> [MATERIAL FOR THE TASK]:
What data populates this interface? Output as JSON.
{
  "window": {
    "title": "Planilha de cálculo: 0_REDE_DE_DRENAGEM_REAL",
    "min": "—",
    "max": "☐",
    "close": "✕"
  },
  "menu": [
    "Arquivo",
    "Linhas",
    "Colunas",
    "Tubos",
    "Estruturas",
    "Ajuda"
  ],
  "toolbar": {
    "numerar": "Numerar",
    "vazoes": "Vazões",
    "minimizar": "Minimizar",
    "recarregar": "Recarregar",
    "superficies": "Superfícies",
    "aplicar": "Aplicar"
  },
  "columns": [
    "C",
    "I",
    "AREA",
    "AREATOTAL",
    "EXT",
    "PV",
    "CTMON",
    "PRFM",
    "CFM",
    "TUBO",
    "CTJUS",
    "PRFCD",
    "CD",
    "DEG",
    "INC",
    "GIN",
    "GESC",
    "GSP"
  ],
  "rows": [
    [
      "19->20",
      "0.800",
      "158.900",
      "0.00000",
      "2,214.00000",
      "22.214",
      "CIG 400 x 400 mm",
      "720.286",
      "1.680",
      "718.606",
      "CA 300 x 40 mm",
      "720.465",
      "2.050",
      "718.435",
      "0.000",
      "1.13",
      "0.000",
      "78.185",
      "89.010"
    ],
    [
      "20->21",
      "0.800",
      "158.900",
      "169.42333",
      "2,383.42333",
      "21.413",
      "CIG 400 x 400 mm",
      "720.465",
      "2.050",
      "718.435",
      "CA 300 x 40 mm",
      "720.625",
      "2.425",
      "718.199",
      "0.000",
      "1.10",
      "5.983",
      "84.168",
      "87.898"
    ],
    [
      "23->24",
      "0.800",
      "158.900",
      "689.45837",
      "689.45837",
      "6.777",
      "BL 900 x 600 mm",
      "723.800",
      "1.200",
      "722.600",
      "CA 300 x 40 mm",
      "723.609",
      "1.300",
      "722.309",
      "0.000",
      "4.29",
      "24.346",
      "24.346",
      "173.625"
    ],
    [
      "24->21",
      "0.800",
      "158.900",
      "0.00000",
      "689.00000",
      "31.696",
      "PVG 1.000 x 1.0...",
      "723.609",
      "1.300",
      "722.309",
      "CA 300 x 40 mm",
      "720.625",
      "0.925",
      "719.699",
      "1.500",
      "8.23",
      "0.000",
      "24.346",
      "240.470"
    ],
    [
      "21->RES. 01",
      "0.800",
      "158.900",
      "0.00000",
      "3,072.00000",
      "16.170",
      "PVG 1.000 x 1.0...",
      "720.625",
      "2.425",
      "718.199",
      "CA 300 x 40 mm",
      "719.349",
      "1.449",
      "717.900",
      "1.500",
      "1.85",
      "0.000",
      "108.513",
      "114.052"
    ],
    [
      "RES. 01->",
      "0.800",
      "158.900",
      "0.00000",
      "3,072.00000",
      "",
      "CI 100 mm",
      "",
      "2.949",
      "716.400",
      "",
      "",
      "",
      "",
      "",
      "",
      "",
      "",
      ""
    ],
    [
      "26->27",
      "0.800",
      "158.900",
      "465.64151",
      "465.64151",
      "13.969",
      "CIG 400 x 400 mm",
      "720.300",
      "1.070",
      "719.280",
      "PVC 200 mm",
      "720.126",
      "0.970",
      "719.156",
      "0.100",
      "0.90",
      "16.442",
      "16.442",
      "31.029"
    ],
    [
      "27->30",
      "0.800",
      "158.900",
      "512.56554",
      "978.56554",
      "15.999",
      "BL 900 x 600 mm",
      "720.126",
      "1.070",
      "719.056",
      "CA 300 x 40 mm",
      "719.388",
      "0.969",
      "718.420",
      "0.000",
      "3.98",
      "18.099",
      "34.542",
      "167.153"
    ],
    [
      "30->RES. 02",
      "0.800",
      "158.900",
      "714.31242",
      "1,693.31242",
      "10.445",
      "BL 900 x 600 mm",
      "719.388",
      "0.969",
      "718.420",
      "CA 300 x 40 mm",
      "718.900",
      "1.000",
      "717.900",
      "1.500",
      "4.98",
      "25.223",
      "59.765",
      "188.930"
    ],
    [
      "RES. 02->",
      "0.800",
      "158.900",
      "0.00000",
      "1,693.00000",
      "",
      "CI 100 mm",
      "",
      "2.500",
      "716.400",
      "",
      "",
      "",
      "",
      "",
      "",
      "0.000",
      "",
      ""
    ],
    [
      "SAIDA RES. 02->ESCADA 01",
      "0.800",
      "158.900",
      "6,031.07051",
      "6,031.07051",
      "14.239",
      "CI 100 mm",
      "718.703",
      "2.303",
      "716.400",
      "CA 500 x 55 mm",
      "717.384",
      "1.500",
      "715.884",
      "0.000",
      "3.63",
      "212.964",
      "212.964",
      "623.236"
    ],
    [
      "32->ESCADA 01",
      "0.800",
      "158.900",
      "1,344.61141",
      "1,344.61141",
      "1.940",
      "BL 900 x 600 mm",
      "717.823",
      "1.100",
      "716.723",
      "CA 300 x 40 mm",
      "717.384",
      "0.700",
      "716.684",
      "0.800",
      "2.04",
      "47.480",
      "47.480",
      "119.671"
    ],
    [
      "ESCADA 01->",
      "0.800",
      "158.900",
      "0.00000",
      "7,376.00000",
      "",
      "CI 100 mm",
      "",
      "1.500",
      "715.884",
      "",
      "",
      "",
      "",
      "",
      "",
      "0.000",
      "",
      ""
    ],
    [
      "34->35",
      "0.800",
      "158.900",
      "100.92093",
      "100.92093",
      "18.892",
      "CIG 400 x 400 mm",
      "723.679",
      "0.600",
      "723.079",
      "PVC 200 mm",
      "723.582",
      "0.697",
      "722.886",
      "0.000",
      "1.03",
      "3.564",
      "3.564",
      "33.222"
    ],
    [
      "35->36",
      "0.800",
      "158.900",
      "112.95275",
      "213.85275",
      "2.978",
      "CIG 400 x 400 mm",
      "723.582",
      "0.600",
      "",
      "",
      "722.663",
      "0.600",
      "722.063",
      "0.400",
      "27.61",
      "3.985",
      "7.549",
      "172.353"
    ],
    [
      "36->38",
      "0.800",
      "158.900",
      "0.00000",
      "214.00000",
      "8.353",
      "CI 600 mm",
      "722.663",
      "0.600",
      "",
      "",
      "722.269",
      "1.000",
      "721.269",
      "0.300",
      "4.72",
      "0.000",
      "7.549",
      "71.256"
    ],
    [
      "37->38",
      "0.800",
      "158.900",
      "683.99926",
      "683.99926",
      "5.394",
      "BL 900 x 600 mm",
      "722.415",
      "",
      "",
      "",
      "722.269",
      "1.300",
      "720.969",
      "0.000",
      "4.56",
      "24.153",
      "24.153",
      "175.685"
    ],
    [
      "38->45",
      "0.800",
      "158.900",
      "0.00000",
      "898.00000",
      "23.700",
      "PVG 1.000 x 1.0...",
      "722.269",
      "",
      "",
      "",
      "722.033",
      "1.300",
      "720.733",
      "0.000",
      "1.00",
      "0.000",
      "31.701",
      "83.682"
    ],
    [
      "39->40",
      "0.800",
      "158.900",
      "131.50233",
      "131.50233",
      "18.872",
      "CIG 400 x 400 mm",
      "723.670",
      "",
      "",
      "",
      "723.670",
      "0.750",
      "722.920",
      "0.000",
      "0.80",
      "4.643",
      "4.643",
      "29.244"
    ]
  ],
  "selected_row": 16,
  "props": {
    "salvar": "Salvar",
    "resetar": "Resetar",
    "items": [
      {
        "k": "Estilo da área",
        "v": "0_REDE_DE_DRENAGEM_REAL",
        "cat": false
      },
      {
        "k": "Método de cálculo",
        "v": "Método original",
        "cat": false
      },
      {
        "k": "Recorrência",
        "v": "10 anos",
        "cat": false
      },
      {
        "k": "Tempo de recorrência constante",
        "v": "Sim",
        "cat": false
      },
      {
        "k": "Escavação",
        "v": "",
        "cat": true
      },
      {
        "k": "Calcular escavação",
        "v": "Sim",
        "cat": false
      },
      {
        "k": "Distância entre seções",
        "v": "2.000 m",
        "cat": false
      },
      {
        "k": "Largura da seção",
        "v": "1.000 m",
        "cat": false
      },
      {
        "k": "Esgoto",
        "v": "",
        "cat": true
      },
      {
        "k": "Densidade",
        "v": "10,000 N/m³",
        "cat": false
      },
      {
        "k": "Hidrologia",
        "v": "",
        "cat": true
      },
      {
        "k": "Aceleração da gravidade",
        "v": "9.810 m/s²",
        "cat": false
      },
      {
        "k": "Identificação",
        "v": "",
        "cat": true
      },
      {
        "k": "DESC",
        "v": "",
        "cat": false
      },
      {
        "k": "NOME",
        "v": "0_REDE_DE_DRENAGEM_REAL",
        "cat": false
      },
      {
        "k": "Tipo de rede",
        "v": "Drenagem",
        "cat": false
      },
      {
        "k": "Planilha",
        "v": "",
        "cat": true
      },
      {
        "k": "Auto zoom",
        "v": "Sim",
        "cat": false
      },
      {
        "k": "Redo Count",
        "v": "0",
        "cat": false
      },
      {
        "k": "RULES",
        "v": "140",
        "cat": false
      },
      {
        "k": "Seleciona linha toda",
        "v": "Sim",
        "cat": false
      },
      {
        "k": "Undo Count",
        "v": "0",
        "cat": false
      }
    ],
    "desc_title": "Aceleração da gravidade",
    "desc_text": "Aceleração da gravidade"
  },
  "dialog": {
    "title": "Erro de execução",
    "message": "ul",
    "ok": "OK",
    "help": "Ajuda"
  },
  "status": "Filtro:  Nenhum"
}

> [PROBLEM REQUIREMENTS]: From the records above, how many lines include the word "Aceleração"? Only the number is wanted.

> [TASK OUTPUT]: 3